Tarefas a cumprir -
- 1) Diga se cada afirmação concorda com o trecho sobre o sistema mundial, respondendo sim ou não e citando literalmente as palavras do trecho que decidem: (a) o primeiro momento de “explosão expansiva” ocorreu entre 1150 e 1350; (b) no “longo século XVI”, o aumento da “pressão competitiva” foi provocado pelo expansionismo do Império Mongol; (c) o “sistema mundial moderno” foi liderado inicialmente pela Holanda.
- 2) Repita sem nenhuma alteração a parte do trecho sobre o sistema mundial que começa em “É o momento” e segue até “das grandes potências.”.

Trecho do texto -
<<<<
Do meu ponto de vista, é possível identificar, nesta longa duração da história do sistema mundial, “quatro momentos em que ocorreu uma espécie de “explosão expansiva”, dentro do próprio sistema. Nestes “momentos históricos”, houve primeiro um aumento da “pressão competitiva” dentro do “universo”, e depois, uma grande “explosão” ou alargamento das suas fronteiras internas e externas.
 
O aumento da “pressão competitiva” foi provocado – quase sempre - pelo expansionismo de uma ou várias “potências” líderes, e envolveu também, um aumento do número, e da intensidade do conflito, entre as outras unidades políticas e econômicas do sistema. E a “explosão expansiva” que se seguiu, projetou o poder destas unidades ou “potências” mais competitivas, para fora de si mesmas, ampliando as fronteiras do próprio “universo”. A primeira vez que isto ocorreu, foi no “longo século XIII”, entre 1150 e 1350. O aumento da “pressão competitiva”, dentro da Europa, foi provocado pelas invasões mongóis, pelo expansionismo das Cruzadas, e pela intensificação das guerras “internas”, na península ibérica, no norte da França, e na Itália. E a “explosão expansiva” que seguiu, se transformou numa espécie de “big bang” do “universo” de que estamos falando, o momento do nascimento do primeiro sistema europeu de “guerras e trocas”, com suas unidades territoriais soberanas e competitivas, cada uma delas, com suas moedas e tributos. A segunda vez que isto ocorreu, foi no “longo século XVI”, entre 1450 e 1650. O aumento da “pressão competitiva” foi provocado pelo expansionismo do Império Otomano e do Império Habsburgo, e pelas guerras da Espanha, com a França, com os Países Baixos e com a Inglaterra.
 
É o momento em que nascem os primeiros estados europeus, com suas economias nacionais, e com uma capacidade bélica muito superior a das unidades soberanas, do período anterior. Foi a “explosão expansiva” deste embrião do sistema inter-estatal europeu – para fora da própria Europa - que deu origem ao “sistema mundial moderno”, liderado, inicialmente, pelas potências ibéricas, e depois, pela Holanda, França e Inglaterra. A terceira vez que isto ocorreu, foi no “longo século XIX”, entre 1790 e 1914. O aumento da “pressão competitiva” foi provocado pelo expansionismo francês e inglês, dentro e fora da Europa, pelo nascimento dos estados americanos, e pelo surgimento, depois de 1860, de três potências políticas e econômicas - Estados Unidos, Alemanha e Japão – que cresceram muito rapidamente, e revolucionaram a economia capitalista, e o “núcleo central” das grandes potências.
>>>>
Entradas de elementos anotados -
<<<<
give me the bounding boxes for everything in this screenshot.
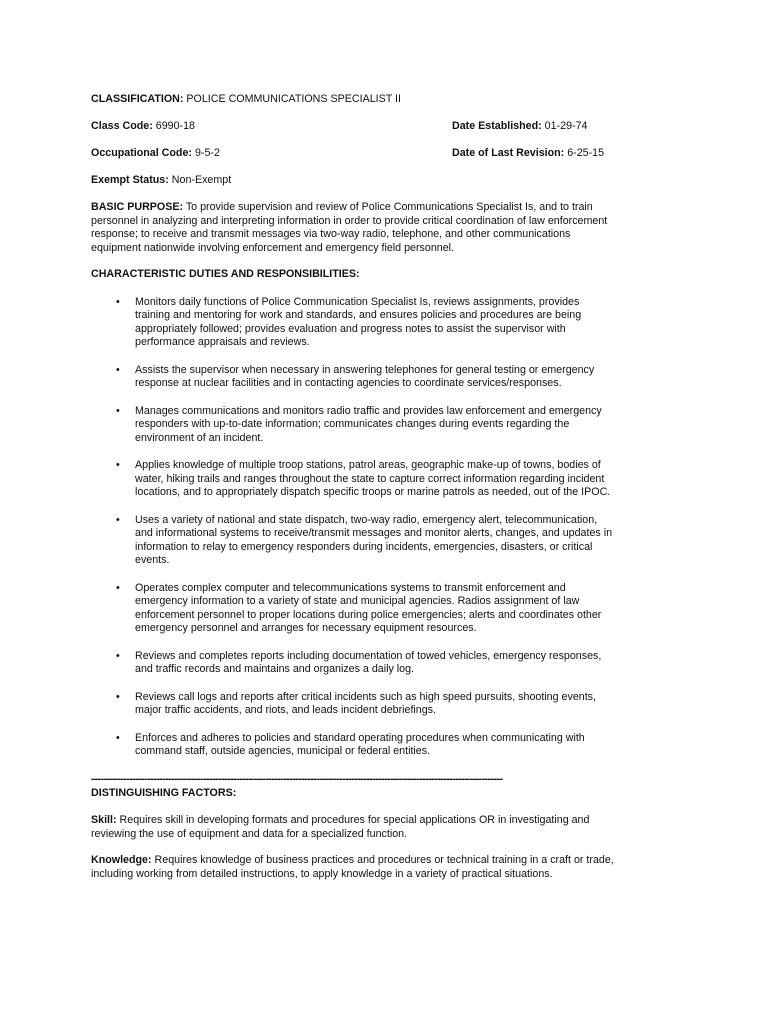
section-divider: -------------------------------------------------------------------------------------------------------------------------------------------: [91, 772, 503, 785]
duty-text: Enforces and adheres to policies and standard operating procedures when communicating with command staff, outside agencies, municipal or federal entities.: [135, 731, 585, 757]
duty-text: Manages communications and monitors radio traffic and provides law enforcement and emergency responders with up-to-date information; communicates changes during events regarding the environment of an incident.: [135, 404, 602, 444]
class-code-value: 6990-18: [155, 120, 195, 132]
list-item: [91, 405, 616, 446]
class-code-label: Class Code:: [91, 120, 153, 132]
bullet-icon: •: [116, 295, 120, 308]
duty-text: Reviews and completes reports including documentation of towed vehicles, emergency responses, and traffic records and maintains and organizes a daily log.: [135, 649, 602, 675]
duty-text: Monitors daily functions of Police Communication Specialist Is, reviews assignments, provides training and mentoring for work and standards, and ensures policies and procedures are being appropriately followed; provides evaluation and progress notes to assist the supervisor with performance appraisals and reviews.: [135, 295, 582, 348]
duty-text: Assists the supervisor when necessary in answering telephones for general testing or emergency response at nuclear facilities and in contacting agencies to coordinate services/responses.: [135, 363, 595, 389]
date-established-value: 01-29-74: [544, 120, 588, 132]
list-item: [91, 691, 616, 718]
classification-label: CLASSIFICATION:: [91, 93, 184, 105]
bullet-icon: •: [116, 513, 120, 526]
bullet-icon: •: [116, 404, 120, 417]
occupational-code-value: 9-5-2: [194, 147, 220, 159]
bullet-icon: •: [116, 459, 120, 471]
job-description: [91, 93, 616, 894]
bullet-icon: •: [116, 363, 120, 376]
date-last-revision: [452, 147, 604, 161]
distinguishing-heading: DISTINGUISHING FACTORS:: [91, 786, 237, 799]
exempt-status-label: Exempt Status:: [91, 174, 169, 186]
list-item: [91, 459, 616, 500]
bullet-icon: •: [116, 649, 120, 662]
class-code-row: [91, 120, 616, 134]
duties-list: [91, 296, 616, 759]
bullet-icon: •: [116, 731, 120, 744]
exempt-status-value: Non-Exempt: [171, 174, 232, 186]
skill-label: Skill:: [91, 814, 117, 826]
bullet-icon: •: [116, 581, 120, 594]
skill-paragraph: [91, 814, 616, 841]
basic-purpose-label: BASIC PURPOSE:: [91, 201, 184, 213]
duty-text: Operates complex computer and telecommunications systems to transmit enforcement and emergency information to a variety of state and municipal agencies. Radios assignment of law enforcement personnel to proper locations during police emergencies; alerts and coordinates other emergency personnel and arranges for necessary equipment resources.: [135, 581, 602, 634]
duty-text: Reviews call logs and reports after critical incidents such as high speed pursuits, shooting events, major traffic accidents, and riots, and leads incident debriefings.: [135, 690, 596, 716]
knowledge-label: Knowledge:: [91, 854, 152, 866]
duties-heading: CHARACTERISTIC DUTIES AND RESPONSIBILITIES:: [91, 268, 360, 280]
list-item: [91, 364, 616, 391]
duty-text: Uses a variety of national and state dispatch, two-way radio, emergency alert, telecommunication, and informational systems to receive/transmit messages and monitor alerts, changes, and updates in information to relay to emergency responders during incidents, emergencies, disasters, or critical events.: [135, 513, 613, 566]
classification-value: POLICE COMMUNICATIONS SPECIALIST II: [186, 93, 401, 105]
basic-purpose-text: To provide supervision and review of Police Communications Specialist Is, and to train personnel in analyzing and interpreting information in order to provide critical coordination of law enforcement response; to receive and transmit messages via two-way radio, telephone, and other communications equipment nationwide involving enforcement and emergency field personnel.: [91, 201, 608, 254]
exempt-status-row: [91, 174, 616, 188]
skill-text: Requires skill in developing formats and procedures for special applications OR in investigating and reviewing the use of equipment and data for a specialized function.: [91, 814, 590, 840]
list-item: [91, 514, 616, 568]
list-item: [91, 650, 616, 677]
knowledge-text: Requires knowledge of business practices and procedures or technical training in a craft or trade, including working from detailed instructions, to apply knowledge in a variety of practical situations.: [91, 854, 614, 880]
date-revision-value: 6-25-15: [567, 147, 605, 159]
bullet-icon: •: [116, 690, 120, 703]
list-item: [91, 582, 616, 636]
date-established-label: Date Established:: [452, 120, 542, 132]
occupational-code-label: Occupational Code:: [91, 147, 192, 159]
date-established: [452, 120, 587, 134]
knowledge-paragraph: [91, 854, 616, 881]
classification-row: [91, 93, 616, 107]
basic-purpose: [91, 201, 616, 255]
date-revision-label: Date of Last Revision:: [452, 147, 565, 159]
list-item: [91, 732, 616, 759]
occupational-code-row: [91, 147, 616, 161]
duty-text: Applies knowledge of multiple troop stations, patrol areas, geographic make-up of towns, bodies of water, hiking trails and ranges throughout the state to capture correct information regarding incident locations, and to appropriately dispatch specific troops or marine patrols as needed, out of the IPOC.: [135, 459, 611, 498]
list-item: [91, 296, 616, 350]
>>>>
Respostas -
- 1)
(a) Sim: «A primeira vez que isto ocorreu, foi no “longo século XIII”, entre 1150 e 1350.»
(b) Não: «O aumento da “pressão competitiva” foi provocado pelo expansionismo do Império Otomano e do Império Habsburgo»
(c) Não: «liderado, inicialmente, pelas potências ibéricas»

- 2)
É o momento em que nascem os primeiros estados europeus, com suas economias nacionais, e com uma capacidade bélica muito superior a das unidades soberanas, do período anterior. Foi a “explosão expansiva” deste embrião do sistema inter-estatal europeu – para fora da própria Europa - que deu origem ao “sistema mundial moderno”, liderado, inicialmente, pelas potências ibéricas, e depois, pela Holanda, França e Inglaterra. A terceira vez que isto ocorreu, foi no “longo século XIX”, entre 1790 e 1914. O aumento da “pressão competitiva” foi provocado pelo expansionismo francês e inglês, dentro e fora da Europa, pelo nascimento dos estados americanos, e pelo surgimento, depois de 1860, de três potências políticas e econômicas - Estados Unidos, Alemanha e Japão – que cresceram muito rapidamente, e revolucionaram a economia capitalista, e o “núcleo central” das grandes potências.